» **What needs to be done**
Return every line of the records below verbatim, with no pictures in the copy.

» **Dataset entries**
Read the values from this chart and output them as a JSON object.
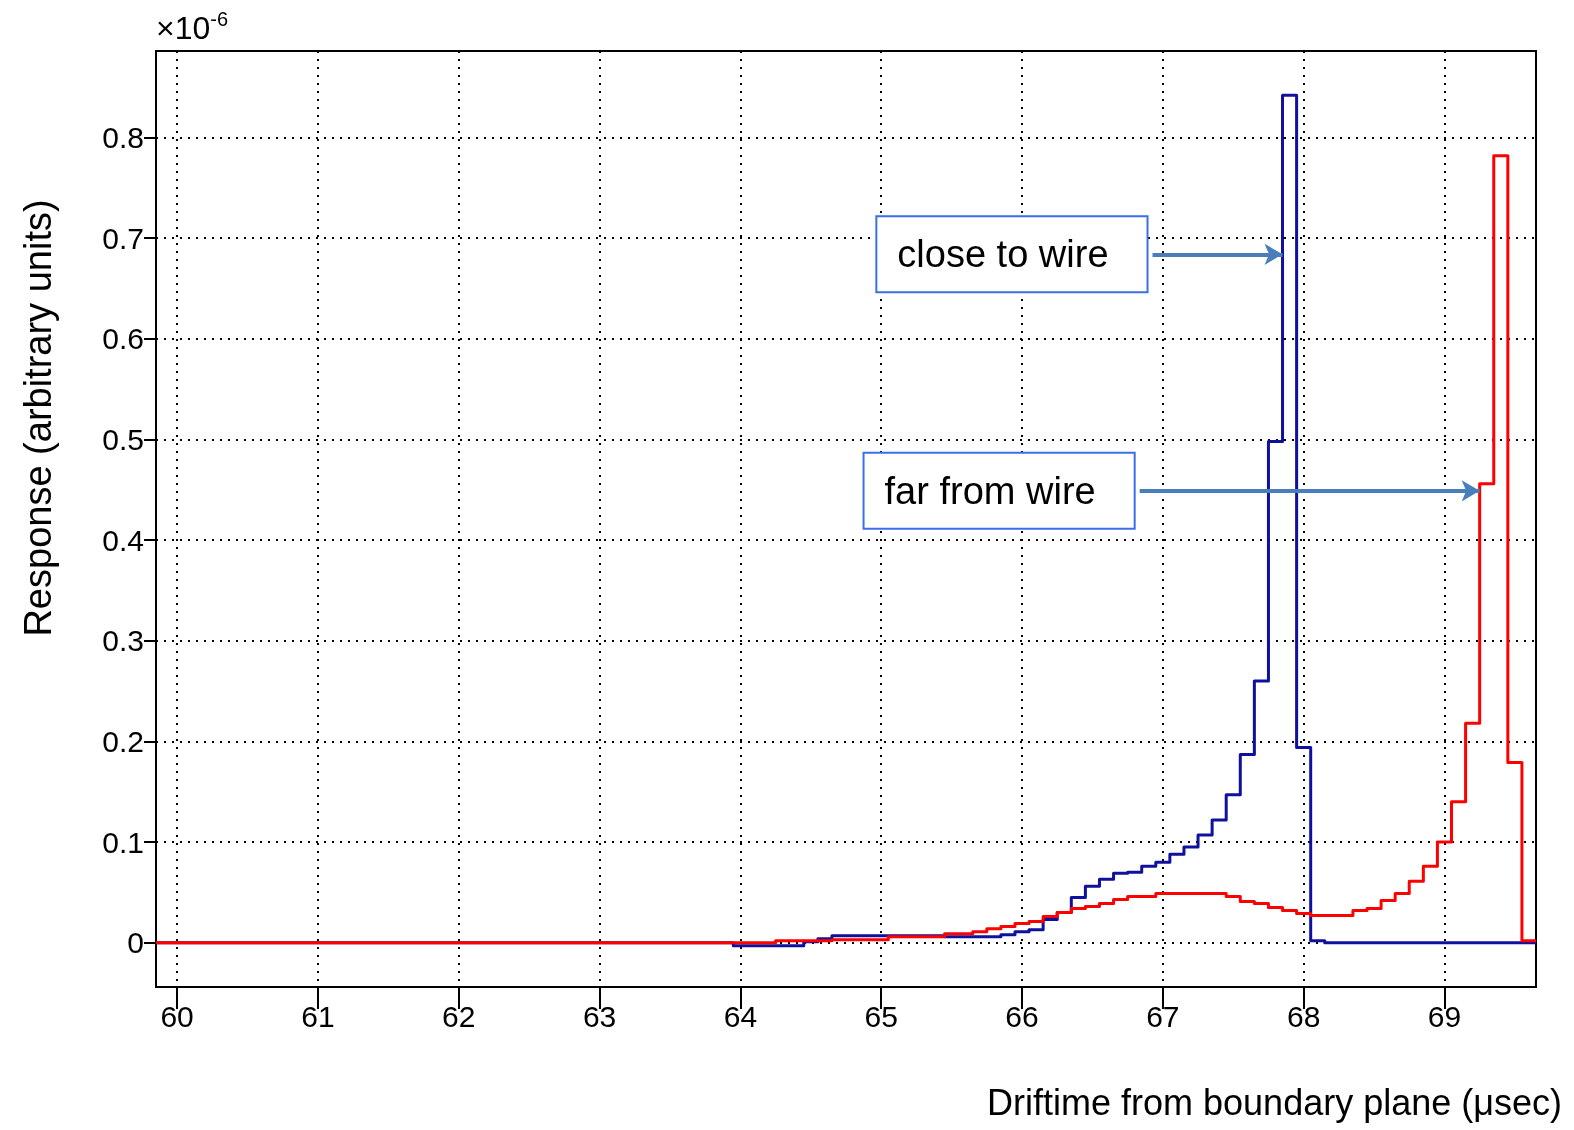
{
  "chart_data": {
    "type": "histogram",
    "xlabel": "Driftime from boundary plane (μsec)",
    "ylabel": "Response (arbitrary units)",
    "annotations": [
      "×10$^{-6}$",
      {
        "text": "close to wire",
        "x": 67.85,
        "y": 0.684
      },
      {
        "text": "far from wire",
        "x": 69.25,
        "y": 0.449
      }
    ],
    "bins": [
      59.85,
      59.95,
      60.05,
      60.15,
      60.25,
      60.35,
      60.45,
      60.55,
      60.65,
      60.75,
      60.85,
      60.95,
      61.05,
      61.15,
      61.25,
      61.35,
      61.45,
      61.55,
      61.65,
      61.75,
      61.85,
      61.95,
      62.05,
      62.15,
      62.25,
      62.35,
      62.45,
      62.55,
      62.65,
      62.75,
      62.85,
      62.95,
      63.05,
      63.15,
      63.25,
      63.35,
      63.45,
      63.55,
      63.65,
      63.75,
      63.85,
      63.95,
      64.05,
      64.15,
      64.25,
      64.35,
      64.45,
      64.55,
      64.65,
      64.75,
      64.85,
      64.95,
      65.05,
      65.15,
      65.25,
      65.35,
      65.45,
      65.55,
      65.65,
      65.75,
      65.85,
      65.95,
      66.05,
      66.15,
      66.25,
      66.35,
      66.45,
      66.55,
      66.65,
      66.75,
      66.85,
      66.95,
      67.05,
      67.15,
      67.25,
      67.35,
      67.45,
      67.55,
      67.65,
      67.75,
      67.85,
      67.95,
      68.05,
      68.15,
      68.25,
      68.35,
      68.45,
      68.55,
      68.65,
      68.75,
      68.85,
      68.95,
      69.05,
      69.15,
      69.25,
      69.35,
      69.45,
      69.55,
      69.65
    ],
    "series": [
      {
        "color": "#10109e",
        "values": [
          0,
          0,
          0,
          0,
          0,
          0,
          0,
          0,
          0,
          0,
          0,
          0,
          0,
          0,
          0,
          0,
          0,
          0,
          0,
          0,
          0,
          0,
          0,
          0,
          0,
          0,
          0,
          0,
          0,
          0,
          0,
          0,
          0,
          0,
          0,
          0,
          0,
          0,
          0,
          0,
          0,
          -0.003,
          -0.003,
          -0.003,
          -0.003,
          -0.003,
          0.001,
          0.004,
          0.007,
          0.007,
          0.007,
          0.007,
          0.007,
          0.007,
          0.007,
          0.007,
          0.006,
          0.006,
          0.006,
          0.006,
          0.008,
          0.011,
          0.013,
          0.023,
          0.03,
          0.045,
          0.056,
          0.063,
          0.069,
          0.07,
          0.076,
          0.08,
          0.088,
          0.095,
          0.107,
          0.122,
          0.147,
          0.187,
          0.26,
          0.498,
          0.842,
          0.194,
          0.002,
          0,
          0,
          0,
          0,
          0,
          0,
          0,
          0,
          0,
          0,
          0,
          0,
          0,
          0,
          0
        ]
      },
      {
        "color": "#ff0000",
        "values": [
          0,
          0,
          0,
          0,
          0,
          0,
          0,
          0,
          0,
          0,
          0,
          0,
          0,
          0,
          0,
          0,
          0,
          0,
          0,
          0,
          0,
          0,
          0,
          0,
          0,
          0,
          0,
          0,
          0,
          0,
          0,
          0,
          0,
          0,
          0,
          0,
          0,
          0,
          0,
          0,
          0,
          0,
          0,
          0,
          0.002,
          0.002,
          0.002,
          0.002,
          0.003,
          0.003,
          0.003,
          0.003,
          0.006,
          0.006,
          0.006,
          0.006,
          0.009,
          0.009,
          0.011,
          0.014,
          0.016,
          0.019,
          0.021,
          0.026,
          0.03,
          0.034,
          0.036,
          0.039,
          0.043,
          0.046,
          0.046,
          0.049,
          0.049,
          0.049,
          0.049,
          0.049,
          0.046,
          0.041,
          0.039,
          0.035,
          0.032,
          0.029,
          0.027,
          0.027,
          0.027,
          0.032,
          0.034,
          0.042,
          0.049,
          0.061,
          0.076,
          0.1,
          0.14,
          0.218,
          0.456,
          0.782,
          0.179,
          0.002
        ]
      }
    ],
    "xlim": [
      59.85,
      69.65
    ],
    "xticks": [
      60,
      61,
      62,
      63,
      64,
      65,
      66,
      67,
      68,
      69
    ],
    "ylim": [
      -0.044,
      0.886
    ],
    "yticks": [
      0,
      0.1,
      0.2,
      0.3,
      0.4,
      0.5,
      0.6,
      0.7,
      0.8
    ],
    "grid": true,
    "marker": "none",
    "line_style": "solid"
  }
}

» **Worked solution**
Read the values from this chart and output them as a JSON object.
{
  "chart_data": {
    "type": "histogram",
    "xlabel": "Driftime from boundary plane (μsec)",
    "ylabel": "Response (arbitrary units)",
    "annotations": [
      "×10$^{-6}$",
      {
        "text": "close to wire",
        "x": 67.85,
        "y": 0.684
      },
      {
        "text": "far from wire",
        "x": 69.25,
        "y": 0.449
      }
    ],
    "bins": [
      59.85,
      59.95,
      60.05,
      60.15,
      60.25,
      60.35,
      60.45,
      60.55,
      60.65,
      60.75,
      60.85,
      60.95,
      61.05,
      61.15,
      61.25,
      61.35,
      61.45,
      61.55,
      61.65,
      61.75,
      61.85,
      61.95,
      62.05,
      62.15,
      62.25,
      62.35,
      62.45,
      62.55,
      62.65,
      62.75,
      62.85,
      62.95,
      63.05,
      63.15,
      63.25,
      63.35,
      63.45,
      63.55,
      63.65,
      63.75,
      63.85,
      63.95,
      64.05,
      64.15,
      64.25,
      64.35,
      64.45,
      64.55,
      64.65,
      64.75,
      64.85,
      64.95,
      65.05,
      65.15,
      65.25,
      65.35,
      65.45,
      65.55,
      65.65,
      65.75,
      65.85,
      65.95,
      66.05,
      66.15,
      66.25,
      66.35,
      66.45,
      66.55,
      66.65,
      66.75,
      66.85,
      66.95,
      67.05,
      67.15,
      67.25,
      67.35,
      67.45,
      67.55,
      67.65,
      67.75,
      67.85,
      67.95,
      68.05,
      68.15,
      68.25,
      68.35,
      68.45,
      68.55,
      68.65,
      68.75,
      68.85,
      68.95,
      69.05,
      69.15,
      69.25,
      69.35,
      69.45,
      69.55,
      69.65
    ],
    "series": [
      {
        "color": "#10109e",
        "values": [
          0,
          0,
          0,
          0,
          0,
          0,
          0,
          0,
          0,
          0,
          0,
          0,
          0,
          0,
          0,
          0,
          0,
          0,
          0,
          0,
          0,
          0,
          0,
          0,
          0,
          0,
          0,
          0,
          0,
          0,
          0,
          0,
          0,
          0,
          0,
          0,
          0,
          0,
          0,
          0,
          0,
          -0.003,
          -0.003,
          -0.003,
          -0.003,
          -0.003,
          0.001,
          0.004,
          0.007,
          0.007,
          0.007,
          0.007,
          0.007,
          0.007,
          0.007,
          0.007,
          0.006,
          0.006,
          0.006,
          0.006,
          0.008,
          0.011,
          0.013,
          0.023,
          0.03,
          0.045,
          0.056,
          0.063,
          0.069,
          0.07,
          0.076,
          0.08,
          0.088,
          0.095,
          0.107,
          0.122,
          0.147,
          0.187,
          0.26,
          0.498,
          0.842,
          0.194,
          0.002,
          0,
          0,
          0,
          0,
          0,
          0,
          0,
          0,
          0,
          0,
          0,
          0,
          0,
          0,
          0
        ]
      },
      {
        "color": "#ff0000",
        "values": [
          0,
          0,
          0,
          0,
          0,
          0,
          0,
          0,
          0,
          0,
          0,
          0,
          0,
          0,
          0,
          0,
          0,
          0,
          0,
          0,
          0,
          0,
          0,
          0,
          0,
          0,
          0,
          0,
          0,
          0,
          0,
          0,
          0,
          0,
          0,
          0,
          0,
          0,
          0,
          0,
          0,
          0,
          0,
          0,
          0.002,
          0.002,
          0.002,
          0.002,
          0.003,
          0.003,
          0.003,
          0.003,
          0.006,
          0.006,
          0.006,
          0.006,
          0.009,
          0.009,
          0.011,
          0.014,
          0.016,
          0.019,
          0.021,
          0.026,
          0.03,
          0.034,
          0.036,
          0.039,
          0.043,
          0.046,
          0.046,
          0.049,
          0.049,
          0.049,
          0.049,
          0.049,
          0.046,
          0.041,
          0.039,
          0.035,
          0.032,
          0.029,
          0.027,
          0.027,
          0.027,
          0.032,
          0.034,
          0.042,
          0.049,
          0.061,
          0.076,
          0.1,
          0.14,
          0.218,
          0.456,
          0.782,
          0.179,
          0.002
        ]
      }
    ],
    "xlim": [
      59.85,
      69.65
    ],
    "xticks": [
      60,
      61,
      62,
      63,
      64,
      65,
      66,
      67,
      68,
      69
    ],
    "ylim": [
      -0.044,
      0.886
    ],
    "yticks": [
      0,
      0.1,
      0.2,
      0.3,
      0.4,
      0.5,
      0.6,
      0.7,
      0.8
    ],
    "grid": true,
    "marker": "none",
    "line_style": "solid"
  }
}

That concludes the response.